*Material provided*
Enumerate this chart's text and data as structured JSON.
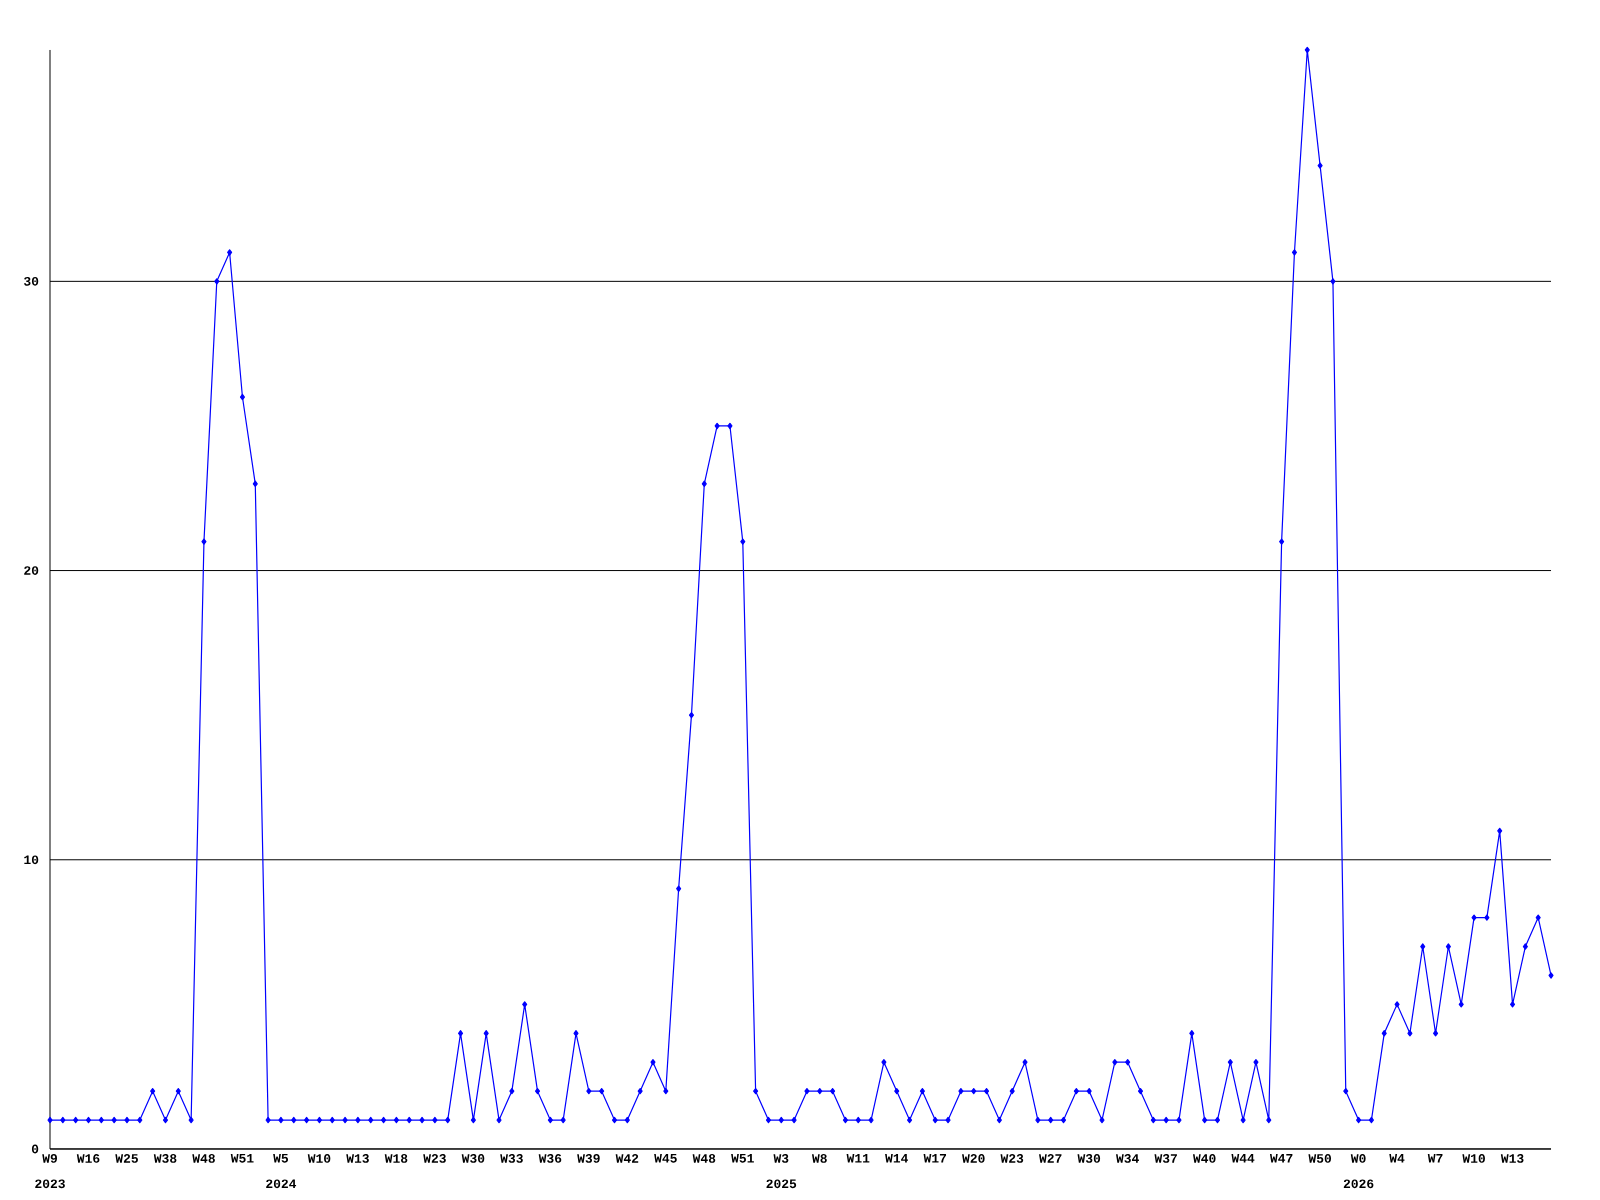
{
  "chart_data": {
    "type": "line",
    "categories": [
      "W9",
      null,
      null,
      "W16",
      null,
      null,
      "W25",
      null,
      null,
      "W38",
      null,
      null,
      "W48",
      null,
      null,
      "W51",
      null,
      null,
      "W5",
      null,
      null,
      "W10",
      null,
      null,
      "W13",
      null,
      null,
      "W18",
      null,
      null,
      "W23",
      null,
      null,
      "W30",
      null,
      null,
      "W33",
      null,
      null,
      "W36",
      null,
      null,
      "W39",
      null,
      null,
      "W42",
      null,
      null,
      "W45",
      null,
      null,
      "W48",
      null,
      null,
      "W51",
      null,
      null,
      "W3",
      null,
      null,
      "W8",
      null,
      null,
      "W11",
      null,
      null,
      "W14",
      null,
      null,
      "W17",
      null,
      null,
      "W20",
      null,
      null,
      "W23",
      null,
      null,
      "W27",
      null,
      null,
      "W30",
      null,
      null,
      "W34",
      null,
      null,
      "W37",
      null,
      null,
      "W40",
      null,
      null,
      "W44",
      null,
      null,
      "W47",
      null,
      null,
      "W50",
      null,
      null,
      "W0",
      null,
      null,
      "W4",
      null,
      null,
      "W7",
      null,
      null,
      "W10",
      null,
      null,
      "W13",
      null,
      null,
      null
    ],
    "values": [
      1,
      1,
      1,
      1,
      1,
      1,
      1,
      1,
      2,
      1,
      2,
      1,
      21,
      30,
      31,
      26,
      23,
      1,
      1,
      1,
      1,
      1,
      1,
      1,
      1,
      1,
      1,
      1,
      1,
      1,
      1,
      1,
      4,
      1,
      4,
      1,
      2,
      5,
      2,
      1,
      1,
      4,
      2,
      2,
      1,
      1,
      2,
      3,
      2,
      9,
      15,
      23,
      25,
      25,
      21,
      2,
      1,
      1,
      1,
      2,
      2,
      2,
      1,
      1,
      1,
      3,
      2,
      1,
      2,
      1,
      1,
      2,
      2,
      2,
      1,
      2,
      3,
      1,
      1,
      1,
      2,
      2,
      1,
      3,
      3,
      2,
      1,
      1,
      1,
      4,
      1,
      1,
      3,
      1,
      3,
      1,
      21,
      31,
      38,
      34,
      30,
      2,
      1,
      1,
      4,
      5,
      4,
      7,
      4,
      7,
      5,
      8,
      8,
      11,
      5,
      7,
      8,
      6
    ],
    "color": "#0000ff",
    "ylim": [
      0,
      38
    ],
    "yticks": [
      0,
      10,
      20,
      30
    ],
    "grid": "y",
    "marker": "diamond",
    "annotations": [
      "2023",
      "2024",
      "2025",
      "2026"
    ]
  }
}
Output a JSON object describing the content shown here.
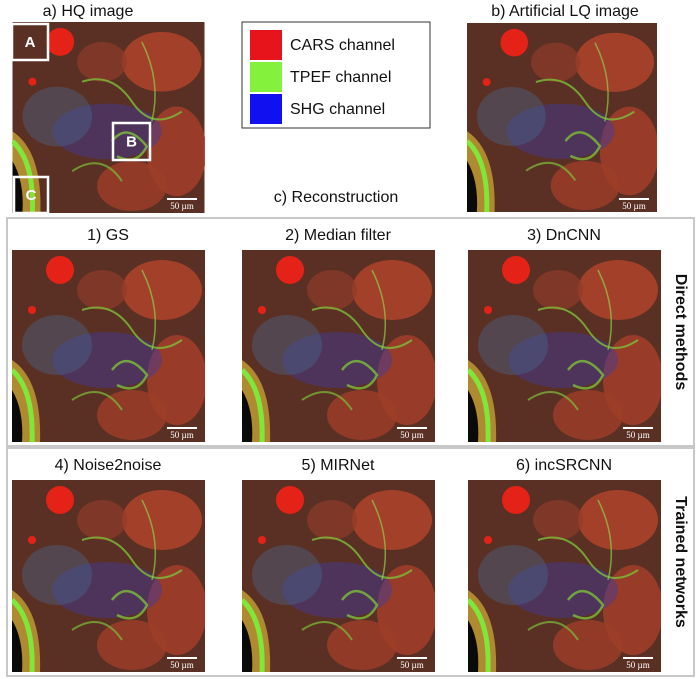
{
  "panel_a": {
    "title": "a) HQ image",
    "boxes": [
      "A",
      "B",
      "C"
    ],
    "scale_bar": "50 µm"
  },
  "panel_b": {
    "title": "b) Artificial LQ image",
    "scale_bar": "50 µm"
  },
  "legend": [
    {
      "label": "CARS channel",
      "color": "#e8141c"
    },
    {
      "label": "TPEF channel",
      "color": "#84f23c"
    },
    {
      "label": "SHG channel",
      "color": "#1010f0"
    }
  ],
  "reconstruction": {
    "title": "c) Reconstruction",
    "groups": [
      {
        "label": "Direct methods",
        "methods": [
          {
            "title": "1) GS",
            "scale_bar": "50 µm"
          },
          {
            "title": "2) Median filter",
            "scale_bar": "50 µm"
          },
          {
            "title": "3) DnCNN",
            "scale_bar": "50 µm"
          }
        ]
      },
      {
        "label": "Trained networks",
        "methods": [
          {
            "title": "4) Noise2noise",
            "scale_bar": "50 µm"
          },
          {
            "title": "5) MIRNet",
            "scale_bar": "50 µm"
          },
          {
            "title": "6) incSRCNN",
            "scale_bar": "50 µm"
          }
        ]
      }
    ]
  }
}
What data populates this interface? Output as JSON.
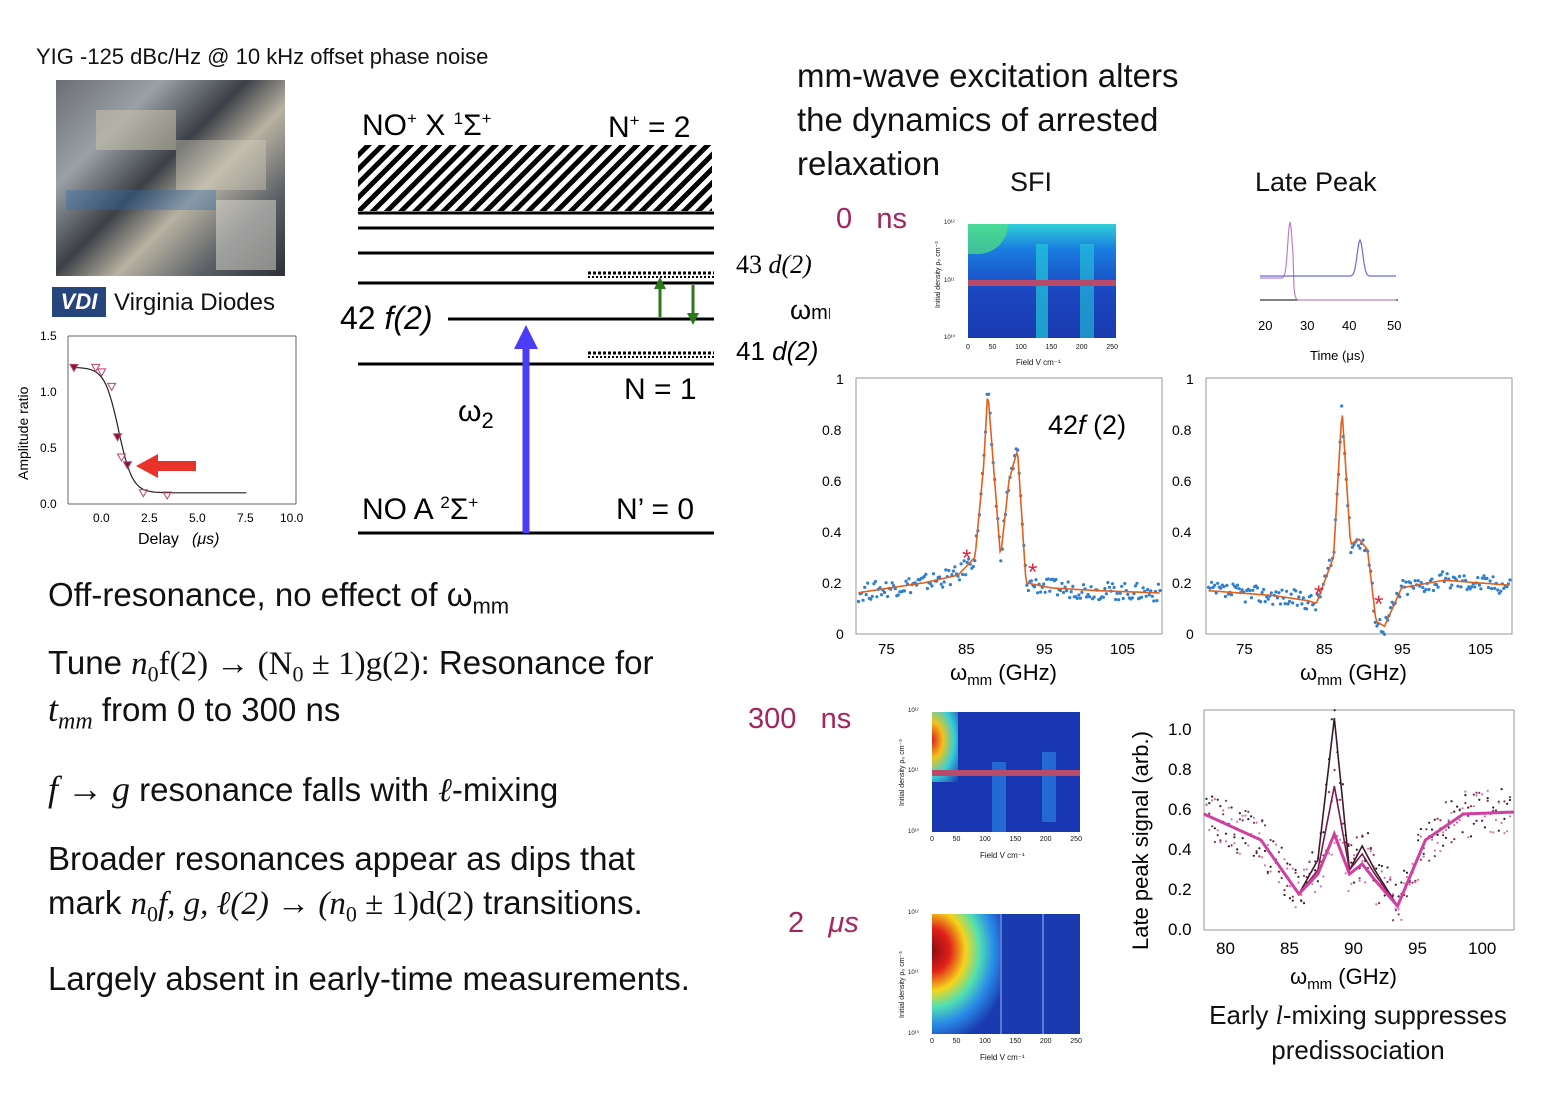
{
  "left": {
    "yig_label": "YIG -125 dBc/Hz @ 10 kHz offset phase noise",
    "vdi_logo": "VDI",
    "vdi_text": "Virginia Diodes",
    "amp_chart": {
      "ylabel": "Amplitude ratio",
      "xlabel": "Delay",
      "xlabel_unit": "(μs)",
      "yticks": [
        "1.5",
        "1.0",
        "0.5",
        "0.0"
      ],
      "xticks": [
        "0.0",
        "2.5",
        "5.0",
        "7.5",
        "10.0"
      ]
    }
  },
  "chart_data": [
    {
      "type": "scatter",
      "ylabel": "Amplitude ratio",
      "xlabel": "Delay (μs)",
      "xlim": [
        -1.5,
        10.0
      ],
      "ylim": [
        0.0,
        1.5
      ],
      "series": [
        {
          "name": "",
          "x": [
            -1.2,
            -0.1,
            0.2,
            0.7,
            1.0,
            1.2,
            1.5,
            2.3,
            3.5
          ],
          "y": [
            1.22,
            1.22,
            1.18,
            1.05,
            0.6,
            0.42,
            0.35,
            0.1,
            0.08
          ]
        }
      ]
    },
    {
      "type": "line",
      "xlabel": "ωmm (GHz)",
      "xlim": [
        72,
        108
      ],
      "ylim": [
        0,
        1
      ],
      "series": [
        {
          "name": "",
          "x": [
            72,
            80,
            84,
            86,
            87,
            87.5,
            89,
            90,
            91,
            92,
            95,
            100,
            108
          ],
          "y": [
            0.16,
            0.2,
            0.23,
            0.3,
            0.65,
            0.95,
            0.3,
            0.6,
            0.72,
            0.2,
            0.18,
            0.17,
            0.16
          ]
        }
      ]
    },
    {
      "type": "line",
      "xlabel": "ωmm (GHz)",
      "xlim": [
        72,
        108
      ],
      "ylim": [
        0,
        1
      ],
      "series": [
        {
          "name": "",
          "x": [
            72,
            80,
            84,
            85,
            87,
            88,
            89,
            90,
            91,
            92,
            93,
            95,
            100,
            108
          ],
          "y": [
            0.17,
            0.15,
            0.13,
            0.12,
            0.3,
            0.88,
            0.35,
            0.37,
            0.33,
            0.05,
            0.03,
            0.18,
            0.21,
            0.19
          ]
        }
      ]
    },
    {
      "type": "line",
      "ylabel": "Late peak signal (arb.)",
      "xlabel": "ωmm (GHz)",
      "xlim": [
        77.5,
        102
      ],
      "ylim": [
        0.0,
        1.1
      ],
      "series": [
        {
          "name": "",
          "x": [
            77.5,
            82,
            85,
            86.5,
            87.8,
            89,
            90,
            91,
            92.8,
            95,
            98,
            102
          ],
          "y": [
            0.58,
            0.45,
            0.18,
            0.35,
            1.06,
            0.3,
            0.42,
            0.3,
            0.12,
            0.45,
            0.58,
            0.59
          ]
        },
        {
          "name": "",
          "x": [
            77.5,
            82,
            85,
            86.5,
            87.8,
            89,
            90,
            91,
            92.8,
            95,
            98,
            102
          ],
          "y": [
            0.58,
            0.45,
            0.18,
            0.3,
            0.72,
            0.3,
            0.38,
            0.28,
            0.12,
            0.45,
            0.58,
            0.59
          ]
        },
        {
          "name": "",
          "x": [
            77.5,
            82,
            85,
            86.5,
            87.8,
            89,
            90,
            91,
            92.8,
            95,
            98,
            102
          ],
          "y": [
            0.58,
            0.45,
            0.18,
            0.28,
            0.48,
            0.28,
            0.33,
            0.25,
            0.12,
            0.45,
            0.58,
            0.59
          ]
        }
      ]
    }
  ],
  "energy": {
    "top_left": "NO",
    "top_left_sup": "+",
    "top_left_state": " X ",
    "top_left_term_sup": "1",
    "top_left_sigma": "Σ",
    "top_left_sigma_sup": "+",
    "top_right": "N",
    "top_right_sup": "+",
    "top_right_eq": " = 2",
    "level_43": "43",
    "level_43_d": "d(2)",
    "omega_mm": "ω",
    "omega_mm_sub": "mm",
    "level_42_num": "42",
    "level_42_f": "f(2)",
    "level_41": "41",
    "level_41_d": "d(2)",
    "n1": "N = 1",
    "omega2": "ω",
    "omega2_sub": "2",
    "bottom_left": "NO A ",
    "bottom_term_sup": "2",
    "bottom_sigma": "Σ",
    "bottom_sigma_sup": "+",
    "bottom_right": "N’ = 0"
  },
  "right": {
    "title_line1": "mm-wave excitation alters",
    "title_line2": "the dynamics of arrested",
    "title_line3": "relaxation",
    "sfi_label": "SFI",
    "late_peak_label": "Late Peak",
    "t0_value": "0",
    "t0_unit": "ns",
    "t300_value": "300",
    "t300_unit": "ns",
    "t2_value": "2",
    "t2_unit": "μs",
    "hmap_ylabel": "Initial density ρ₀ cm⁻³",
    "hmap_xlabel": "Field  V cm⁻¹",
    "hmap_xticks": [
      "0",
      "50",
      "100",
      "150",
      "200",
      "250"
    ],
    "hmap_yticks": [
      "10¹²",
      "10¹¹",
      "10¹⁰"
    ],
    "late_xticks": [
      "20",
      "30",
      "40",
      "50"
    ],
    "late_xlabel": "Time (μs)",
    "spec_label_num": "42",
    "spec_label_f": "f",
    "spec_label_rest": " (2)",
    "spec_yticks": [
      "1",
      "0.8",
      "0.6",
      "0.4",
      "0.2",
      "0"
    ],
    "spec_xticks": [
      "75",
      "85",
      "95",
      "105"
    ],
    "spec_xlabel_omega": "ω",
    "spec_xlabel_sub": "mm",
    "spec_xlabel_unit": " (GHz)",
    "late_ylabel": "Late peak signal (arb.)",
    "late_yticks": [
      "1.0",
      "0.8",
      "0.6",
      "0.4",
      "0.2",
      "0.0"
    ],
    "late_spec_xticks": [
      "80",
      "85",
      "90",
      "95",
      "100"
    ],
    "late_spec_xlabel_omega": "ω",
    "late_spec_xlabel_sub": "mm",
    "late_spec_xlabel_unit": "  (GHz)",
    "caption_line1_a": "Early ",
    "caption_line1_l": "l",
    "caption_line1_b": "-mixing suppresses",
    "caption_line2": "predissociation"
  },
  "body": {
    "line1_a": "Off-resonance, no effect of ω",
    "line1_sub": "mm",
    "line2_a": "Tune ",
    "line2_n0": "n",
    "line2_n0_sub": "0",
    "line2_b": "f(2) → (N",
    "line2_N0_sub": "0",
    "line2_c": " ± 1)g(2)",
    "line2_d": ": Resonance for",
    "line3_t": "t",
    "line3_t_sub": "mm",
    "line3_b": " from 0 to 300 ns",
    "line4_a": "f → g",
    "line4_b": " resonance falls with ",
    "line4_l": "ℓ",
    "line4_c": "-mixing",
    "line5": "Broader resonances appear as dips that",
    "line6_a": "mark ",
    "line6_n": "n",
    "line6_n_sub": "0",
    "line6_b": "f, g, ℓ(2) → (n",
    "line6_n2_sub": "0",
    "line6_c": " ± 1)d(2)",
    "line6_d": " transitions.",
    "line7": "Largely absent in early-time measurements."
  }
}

*Goal*
Provide only the count of lines in the material above that hold the word "channel".

*Solution to the exercise*
3